→ Exercise input:
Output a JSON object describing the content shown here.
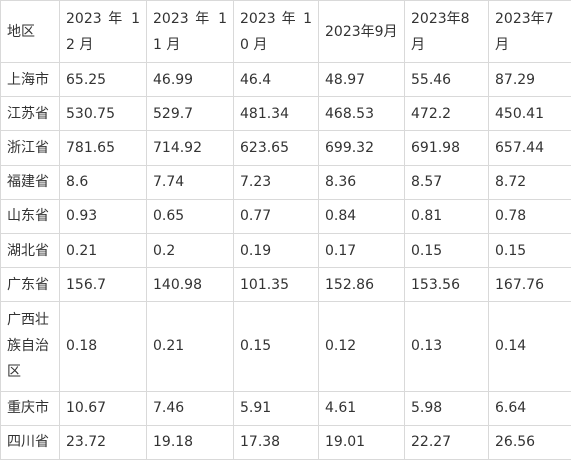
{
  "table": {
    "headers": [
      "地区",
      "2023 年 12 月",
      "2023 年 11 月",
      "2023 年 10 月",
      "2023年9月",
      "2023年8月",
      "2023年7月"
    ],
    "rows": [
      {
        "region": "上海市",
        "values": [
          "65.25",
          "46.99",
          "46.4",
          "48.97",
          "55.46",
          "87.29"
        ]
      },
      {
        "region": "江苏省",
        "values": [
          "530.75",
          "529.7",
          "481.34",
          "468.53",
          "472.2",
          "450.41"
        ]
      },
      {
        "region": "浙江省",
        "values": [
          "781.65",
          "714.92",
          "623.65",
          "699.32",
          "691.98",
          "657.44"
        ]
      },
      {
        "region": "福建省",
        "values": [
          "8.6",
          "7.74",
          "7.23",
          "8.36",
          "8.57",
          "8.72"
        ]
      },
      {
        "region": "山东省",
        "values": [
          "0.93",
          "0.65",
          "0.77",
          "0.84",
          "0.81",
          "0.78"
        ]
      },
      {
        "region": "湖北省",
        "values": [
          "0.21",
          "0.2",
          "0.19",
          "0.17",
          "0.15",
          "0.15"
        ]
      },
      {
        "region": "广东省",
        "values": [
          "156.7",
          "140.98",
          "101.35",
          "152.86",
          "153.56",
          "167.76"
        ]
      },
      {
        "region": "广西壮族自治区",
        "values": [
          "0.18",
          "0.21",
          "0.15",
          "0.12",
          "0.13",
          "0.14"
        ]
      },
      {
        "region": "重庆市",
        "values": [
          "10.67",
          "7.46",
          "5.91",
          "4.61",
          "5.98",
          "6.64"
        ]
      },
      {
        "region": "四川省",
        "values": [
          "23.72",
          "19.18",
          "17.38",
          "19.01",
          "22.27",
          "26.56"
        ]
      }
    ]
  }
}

→ Problem:
Go through the entries above and pull out each line with "region" in it.

→ Response to the task:
        "region": "上海市",
        "region": "江苏省",
        "region": "浙江省",
        "region": "福建省",
        "region": "山东省",
        "region": "湖北省",
        "region": "广东省",
        "region": "广西壮族自治区",
        "region": "重庆市",
        "region": "四川省",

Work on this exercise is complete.